Exercise material:

┄┄┄┄┄┄

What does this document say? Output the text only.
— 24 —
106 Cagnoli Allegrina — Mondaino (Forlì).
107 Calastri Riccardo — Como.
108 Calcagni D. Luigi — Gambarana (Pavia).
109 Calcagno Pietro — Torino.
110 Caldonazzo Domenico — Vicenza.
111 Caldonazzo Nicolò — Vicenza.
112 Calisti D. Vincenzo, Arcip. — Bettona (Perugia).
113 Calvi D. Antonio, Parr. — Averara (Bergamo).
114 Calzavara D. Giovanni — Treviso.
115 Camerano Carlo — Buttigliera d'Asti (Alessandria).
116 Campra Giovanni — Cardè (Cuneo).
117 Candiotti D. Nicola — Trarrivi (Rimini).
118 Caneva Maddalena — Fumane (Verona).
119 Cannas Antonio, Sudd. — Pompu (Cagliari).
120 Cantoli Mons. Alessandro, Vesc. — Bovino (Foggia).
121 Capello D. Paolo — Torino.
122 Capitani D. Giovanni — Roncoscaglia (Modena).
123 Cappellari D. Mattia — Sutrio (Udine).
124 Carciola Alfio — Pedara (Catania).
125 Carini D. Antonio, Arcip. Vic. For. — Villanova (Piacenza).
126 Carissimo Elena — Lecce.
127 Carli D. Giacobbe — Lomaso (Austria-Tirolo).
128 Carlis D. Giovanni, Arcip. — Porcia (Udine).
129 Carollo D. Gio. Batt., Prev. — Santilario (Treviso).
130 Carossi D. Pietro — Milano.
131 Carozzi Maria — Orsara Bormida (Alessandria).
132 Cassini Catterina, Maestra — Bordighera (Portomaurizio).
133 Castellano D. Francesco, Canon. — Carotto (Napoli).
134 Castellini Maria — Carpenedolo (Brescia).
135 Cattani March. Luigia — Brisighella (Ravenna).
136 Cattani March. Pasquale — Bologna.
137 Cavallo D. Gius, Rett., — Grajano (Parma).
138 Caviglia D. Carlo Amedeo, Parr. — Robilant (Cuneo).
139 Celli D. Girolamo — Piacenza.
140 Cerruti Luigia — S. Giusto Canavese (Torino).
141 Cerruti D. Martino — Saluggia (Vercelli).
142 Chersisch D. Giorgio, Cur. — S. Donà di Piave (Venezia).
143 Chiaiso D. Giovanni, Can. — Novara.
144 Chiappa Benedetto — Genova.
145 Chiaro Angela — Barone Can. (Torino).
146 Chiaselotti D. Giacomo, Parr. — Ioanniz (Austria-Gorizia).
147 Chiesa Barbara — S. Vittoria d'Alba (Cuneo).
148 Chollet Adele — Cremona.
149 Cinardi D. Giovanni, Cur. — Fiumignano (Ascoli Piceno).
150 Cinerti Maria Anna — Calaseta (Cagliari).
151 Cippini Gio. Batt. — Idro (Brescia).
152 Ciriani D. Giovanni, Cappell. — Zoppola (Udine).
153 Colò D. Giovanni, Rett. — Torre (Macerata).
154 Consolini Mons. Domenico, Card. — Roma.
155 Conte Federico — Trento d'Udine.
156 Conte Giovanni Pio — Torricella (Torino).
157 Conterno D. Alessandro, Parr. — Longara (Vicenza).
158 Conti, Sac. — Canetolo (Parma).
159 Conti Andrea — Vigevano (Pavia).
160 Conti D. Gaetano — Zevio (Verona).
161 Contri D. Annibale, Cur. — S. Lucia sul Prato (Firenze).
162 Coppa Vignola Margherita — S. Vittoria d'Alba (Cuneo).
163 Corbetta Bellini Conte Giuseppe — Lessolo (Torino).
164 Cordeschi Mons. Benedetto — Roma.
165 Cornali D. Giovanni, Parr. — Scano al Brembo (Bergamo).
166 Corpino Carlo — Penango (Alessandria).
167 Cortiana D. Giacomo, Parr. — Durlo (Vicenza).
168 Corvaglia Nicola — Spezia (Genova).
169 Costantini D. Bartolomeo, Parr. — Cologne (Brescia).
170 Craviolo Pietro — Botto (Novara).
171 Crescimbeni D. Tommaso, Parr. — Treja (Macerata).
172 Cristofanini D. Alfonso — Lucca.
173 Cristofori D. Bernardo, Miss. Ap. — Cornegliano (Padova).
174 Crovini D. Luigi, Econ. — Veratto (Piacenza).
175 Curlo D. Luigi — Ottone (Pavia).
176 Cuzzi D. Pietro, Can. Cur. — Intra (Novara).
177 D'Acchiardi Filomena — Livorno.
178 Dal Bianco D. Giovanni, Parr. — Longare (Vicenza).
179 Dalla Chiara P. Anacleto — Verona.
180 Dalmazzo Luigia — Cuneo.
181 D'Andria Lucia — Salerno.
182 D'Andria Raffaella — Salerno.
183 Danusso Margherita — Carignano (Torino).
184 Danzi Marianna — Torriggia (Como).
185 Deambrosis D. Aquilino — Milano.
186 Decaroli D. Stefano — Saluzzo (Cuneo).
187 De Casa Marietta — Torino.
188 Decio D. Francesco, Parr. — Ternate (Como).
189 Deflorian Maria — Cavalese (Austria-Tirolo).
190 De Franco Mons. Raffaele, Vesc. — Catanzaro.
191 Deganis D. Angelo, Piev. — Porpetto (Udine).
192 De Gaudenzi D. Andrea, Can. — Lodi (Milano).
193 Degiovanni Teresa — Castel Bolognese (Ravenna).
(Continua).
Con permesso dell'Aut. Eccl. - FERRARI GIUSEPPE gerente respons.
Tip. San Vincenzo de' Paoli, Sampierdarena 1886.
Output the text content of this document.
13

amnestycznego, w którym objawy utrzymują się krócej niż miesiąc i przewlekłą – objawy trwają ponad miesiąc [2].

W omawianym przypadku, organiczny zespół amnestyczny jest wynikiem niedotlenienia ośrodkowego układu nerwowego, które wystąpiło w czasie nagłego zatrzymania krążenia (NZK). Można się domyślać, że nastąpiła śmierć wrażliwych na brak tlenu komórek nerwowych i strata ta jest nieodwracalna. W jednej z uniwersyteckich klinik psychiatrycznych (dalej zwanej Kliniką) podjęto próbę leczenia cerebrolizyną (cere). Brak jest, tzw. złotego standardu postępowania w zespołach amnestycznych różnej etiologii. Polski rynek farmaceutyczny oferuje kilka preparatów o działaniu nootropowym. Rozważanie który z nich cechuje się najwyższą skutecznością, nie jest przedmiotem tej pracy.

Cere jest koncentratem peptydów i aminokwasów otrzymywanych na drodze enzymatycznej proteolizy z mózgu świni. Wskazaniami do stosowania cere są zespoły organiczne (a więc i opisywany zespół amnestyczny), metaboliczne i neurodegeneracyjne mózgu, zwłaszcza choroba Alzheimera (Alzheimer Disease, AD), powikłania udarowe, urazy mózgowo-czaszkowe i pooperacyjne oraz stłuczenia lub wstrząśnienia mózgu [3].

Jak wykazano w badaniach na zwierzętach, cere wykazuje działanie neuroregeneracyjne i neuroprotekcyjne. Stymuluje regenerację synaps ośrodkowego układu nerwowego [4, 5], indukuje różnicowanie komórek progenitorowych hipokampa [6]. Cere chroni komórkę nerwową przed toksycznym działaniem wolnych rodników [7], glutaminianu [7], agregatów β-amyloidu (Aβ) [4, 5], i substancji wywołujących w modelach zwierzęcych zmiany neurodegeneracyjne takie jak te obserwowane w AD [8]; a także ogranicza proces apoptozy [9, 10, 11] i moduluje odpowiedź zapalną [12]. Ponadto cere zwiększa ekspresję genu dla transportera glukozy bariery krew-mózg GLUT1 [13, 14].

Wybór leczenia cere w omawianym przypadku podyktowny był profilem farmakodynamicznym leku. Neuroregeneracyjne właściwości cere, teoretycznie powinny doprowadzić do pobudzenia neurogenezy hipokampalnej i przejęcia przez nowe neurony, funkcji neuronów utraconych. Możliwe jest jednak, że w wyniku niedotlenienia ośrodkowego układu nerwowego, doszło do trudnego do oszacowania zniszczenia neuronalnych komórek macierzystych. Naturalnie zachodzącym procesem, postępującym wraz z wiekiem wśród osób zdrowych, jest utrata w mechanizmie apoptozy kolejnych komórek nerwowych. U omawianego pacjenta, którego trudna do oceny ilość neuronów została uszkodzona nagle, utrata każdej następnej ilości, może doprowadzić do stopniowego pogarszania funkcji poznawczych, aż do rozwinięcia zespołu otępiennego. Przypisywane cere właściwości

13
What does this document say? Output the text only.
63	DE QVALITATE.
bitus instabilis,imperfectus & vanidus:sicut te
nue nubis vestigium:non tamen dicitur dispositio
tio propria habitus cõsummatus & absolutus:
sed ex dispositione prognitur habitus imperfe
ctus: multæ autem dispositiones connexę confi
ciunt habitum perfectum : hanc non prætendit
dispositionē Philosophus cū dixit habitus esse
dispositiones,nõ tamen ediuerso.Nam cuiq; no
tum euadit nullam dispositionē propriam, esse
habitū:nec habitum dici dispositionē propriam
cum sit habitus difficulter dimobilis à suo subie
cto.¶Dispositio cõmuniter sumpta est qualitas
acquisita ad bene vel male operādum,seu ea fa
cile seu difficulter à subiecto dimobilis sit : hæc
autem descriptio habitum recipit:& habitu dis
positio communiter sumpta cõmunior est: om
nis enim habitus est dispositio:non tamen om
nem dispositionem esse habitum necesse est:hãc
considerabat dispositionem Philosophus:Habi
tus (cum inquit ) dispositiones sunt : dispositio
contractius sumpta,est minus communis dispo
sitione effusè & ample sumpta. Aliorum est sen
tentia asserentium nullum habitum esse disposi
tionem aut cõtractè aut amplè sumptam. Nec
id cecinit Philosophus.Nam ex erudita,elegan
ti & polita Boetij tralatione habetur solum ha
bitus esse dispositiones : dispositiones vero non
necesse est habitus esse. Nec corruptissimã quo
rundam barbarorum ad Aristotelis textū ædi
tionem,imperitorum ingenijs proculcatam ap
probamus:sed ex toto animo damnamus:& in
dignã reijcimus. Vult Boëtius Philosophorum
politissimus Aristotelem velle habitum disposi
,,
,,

┄┄┄┄┄┄

Short task: Work out how many lines above have the string "Caldonazzo" in them, and give only the number.

Problem solution: 2